┌─ DATASET EXCERPTS

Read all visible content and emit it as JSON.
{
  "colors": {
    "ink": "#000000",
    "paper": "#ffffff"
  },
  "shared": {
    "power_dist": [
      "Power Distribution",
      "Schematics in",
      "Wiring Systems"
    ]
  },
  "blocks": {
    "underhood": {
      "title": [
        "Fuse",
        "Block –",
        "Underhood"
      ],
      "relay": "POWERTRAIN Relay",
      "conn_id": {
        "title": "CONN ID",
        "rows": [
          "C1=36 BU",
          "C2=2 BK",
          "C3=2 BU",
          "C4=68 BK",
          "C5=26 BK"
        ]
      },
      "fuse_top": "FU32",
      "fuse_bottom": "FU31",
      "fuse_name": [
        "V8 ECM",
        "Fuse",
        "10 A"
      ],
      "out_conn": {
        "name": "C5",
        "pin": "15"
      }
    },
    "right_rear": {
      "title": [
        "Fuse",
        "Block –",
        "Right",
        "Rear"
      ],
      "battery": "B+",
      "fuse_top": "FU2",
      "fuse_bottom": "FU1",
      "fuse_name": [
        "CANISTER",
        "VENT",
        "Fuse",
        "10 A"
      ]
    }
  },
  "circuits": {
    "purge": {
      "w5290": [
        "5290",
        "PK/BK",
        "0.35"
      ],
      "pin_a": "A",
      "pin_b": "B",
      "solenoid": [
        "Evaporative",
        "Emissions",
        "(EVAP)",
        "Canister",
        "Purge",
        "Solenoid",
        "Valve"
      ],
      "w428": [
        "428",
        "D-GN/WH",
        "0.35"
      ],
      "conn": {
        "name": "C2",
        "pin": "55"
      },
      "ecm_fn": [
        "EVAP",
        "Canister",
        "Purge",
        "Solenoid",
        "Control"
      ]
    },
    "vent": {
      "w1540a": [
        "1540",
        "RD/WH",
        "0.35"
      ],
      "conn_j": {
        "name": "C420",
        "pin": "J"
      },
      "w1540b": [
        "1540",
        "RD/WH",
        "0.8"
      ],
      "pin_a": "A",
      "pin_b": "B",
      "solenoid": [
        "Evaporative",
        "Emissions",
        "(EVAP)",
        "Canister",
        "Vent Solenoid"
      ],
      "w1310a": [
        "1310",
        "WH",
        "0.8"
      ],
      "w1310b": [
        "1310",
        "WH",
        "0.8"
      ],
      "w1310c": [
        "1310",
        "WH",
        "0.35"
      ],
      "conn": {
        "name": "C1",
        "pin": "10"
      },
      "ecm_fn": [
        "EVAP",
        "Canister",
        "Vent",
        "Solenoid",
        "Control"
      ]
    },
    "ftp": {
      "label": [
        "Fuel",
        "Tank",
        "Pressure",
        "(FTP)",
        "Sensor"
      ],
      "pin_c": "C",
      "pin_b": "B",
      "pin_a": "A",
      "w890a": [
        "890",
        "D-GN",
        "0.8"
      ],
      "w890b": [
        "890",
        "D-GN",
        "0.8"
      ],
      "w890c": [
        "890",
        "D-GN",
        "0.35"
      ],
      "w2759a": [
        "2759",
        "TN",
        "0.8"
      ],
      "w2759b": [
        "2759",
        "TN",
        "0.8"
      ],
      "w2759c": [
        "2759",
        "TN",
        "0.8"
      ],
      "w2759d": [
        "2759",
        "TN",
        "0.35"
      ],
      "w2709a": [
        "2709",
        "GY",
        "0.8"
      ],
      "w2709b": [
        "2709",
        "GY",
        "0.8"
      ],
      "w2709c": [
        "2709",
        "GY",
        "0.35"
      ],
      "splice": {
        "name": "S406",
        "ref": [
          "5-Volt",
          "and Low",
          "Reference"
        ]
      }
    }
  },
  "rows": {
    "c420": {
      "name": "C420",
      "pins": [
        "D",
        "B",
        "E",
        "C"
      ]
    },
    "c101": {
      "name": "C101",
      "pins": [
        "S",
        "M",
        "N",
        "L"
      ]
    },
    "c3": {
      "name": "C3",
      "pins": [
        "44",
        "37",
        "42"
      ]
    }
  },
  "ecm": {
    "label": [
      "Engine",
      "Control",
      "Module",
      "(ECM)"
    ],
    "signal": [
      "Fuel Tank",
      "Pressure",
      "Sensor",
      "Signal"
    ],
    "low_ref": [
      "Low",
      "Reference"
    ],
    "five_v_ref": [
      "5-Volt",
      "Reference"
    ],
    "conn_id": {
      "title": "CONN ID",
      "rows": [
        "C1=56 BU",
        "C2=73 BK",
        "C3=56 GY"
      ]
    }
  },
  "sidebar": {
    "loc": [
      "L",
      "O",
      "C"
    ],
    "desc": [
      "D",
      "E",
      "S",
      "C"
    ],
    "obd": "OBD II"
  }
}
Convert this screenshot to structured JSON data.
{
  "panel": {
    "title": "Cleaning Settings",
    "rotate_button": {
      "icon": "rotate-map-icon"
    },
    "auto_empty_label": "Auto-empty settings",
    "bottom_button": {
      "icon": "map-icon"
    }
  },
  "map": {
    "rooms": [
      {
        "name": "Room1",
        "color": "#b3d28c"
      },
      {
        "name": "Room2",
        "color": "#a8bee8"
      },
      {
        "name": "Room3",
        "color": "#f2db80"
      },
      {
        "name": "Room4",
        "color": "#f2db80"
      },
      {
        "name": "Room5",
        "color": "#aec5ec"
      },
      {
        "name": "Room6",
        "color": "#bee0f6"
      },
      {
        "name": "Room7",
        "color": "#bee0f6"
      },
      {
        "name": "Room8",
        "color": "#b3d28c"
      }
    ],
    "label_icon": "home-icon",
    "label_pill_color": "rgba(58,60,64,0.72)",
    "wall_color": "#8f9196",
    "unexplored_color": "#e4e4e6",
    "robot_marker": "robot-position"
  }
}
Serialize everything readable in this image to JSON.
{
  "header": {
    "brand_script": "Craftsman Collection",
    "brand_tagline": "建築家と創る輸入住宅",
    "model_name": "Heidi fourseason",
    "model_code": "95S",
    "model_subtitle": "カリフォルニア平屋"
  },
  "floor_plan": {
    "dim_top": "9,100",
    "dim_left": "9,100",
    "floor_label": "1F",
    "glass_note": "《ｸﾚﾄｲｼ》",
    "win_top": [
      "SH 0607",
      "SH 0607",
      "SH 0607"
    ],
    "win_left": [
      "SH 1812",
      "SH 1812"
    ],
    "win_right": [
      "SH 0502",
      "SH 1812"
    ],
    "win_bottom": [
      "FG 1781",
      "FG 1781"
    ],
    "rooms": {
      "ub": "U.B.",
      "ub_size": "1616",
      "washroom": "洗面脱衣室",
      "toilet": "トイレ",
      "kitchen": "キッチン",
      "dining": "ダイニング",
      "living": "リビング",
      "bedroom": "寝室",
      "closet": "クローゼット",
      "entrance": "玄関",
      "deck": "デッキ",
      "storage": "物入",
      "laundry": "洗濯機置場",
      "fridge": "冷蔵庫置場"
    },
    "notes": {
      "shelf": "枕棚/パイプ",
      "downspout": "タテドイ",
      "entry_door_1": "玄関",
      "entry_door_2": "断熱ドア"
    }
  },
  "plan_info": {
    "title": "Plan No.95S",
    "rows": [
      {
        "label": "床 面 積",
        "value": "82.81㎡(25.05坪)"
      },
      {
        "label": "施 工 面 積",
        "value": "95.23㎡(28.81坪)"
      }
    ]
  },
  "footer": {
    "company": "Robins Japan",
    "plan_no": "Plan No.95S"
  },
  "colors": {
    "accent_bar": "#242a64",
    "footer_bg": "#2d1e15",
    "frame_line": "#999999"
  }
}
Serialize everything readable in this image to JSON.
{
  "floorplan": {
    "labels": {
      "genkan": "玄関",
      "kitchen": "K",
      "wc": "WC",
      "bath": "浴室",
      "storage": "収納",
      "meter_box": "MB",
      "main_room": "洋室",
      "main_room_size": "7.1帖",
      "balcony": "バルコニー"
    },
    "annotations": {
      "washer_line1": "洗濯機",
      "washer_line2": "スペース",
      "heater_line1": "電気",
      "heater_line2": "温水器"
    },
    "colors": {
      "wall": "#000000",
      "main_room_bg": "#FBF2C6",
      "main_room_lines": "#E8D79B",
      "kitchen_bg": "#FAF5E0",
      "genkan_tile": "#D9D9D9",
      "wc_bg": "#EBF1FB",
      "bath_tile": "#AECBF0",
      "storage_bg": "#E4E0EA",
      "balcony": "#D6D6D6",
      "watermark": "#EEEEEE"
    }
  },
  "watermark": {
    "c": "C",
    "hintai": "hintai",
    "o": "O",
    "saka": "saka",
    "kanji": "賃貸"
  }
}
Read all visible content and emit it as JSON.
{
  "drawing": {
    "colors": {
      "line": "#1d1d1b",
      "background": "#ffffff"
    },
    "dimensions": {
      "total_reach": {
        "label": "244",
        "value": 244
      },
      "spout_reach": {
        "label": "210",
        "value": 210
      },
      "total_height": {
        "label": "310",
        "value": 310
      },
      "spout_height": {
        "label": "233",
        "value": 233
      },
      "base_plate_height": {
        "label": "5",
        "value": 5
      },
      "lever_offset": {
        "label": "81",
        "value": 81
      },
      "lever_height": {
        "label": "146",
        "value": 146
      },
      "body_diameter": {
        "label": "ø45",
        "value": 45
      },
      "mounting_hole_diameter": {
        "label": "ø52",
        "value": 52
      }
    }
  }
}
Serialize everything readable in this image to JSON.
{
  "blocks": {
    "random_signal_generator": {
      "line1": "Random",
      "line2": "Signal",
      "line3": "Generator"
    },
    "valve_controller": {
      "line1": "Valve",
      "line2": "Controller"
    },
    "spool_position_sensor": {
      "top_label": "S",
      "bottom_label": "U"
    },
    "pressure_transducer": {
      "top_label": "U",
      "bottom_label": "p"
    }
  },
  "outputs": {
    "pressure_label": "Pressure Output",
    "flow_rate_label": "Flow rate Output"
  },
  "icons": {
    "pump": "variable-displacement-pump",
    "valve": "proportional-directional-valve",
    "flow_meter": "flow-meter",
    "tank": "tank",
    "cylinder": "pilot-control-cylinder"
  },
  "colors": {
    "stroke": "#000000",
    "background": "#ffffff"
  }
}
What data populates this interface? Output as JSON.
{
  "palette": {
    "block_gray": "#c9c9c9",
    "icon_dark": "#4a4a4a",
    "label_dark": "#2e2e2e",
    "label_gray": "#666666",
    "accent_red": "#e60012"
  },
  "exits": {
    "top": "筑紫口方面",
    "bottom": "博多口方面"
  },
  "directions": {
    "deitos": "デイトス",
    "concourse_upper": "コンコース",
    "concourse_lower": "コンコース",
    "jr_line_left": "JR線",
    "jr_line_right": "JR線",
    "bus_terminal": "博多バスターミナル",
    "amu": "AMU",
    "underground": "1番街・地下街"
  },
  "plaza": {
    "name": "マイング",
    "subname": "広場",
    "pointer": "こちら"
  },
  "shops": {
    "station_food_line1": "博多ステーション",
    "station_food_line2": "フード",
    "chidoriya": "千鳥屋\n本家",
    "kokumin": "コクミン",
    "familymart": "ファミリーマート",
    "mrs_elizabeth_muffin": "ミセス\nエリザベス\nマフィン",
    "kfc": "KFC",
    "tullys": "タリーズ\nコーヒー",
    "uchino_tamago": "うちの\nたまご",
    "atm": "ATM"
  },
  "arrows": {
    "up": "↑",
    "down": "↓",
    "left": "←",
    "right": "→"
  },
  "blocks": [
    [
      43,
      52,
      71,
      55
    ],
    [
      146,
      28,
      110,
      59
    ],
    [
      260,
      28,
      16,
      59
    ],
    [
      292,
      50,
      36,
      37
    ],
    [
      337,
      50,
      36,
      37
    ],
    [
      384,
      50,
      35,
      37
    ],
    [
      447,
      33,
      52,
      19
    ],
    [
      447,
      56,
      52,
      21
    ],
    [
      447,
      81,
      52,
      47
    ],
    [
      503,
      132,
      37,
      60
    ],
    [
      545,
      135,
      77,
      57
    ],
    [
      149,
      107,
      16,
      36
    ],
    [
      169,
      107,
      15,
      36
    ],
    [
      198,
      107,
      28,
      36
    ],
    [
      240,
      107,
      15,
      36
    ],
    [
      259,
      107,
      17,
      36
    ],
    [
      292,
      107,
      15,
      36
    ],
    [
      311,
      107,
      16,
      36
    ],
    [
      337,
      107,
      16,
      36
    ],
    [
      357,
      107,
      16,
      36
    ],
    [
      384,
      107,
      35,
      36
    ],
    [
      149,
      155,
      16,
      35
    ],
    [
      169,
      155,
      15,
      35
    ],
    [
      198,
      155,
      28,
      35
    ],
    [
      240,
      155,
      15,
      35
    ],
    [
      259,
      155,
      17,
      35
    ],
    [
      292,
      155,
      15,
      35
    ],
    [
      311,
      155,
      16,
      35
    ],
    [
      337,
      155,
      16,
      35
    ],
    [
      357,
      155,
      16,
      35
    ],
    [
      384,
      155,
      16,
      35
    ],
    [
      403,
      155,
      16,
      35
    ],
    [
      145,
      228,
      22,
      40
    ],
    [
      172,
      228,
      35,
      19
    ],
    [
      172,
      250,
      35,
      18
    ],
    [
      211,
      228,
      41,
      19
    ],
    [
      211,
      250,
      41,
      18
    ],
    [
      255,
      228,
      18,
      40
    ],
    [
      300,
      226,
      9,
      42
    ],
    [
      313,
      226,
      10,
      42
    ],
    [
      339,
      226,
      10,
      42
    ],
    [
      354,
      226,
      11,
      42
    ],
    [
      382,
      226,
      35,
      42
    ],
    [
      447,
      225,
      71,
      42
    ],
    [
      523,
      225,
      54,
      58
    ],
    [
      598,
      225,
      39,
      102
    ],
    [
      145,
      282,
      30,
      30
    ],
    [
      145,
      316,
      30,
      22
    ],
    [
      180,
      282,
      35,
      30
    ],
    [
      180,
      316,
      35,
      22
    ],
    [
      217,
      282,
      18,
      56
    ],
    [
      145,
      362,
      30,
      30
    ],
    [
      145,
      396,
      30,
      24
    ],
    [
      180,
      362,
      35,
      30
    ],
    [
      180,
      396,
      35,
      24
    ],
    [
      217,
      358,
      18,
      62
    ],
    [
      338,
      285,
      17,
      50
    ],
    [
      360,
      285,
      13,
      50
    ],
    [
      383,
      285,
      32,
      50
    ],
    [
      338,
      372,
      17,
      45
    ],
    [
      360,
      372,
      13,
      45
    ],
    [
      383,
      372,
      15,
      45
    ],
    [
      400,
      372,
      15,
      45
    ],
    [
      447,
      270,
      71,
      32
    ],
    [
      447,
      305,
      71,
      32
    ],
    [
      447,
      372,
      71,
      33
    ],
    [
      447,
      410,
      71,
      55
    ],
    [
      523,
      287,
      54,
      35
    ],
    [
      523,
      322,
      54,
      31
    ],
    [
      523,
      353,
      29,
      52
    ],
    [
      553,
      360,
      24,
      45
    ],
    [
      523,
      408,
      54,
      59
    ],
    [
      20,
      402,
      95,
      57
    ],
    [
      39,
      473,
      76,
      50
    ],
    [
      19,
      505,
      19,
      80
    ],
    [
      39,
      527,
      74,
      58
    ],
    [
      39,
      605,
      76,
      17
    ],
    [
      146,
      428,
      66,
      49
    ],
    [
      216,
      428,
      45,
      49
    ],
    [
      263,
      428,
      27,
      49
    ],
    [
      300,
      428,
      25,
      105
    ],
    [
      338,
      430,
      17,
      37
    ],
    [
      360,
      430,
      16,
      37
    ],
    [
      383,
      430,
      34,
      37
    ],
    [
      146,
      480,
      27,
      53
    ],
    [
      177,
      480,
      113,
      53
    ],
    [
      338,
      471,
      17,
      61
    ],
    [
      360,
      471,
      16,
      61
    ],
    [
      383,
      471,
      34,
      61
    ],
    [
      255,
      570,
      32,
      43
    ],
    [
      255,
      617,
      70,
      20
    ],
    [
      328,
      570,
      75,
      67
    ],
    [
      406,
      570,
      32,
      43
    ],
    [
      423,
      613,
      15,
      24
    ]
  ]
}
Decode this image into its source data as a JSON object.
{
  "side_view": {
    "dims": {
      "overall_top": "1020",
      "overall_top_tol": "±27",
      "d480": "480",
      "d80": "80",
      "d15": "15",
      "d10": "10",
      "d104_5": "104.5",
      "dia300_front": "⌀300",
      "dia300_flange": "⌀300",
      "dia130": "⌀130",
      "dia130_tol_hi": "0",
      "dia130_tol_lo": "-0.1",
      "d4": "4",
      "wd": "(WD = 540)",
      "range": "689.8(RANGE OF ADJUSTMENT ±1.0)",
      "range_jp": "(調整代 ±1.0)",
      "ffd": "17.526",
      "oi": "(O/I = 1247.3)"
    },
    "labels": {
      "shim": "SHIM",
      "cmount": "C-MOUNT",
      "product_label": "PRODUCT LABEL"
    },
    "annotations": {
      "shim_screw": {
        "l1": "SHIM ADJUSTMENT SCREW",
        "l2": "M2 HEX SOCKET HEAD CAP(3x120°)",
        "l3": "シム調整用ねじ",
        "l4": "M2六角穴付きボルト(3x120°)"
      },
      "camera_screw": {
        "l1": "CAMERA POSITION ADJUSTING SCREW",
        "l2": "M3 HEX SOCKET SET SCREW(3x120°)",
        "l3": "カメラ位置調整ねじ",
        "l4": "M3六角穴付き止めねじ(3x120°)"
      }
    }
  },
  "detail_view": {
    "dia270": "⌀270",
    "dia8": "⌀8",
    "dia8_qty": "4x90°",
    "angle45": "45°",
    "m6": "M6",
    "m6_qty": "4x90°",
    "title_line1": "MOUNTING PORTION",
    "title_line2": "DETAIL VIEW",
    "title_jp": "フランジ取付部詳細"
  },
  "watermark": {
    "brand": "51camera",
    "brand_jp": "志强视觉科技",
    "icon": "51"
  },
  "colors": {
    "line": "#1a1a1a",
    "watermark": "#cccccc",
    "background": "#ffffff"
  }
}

└─

» **GIVEN INSTRUCTION**
Read through the entries and copy each line in which "watermark" appears.

» **FINISHED EXERCISE**
      "watermark": "#EEEEEE"
  "watermark": {
  "watermark": {
    "watermark": "#cccccc",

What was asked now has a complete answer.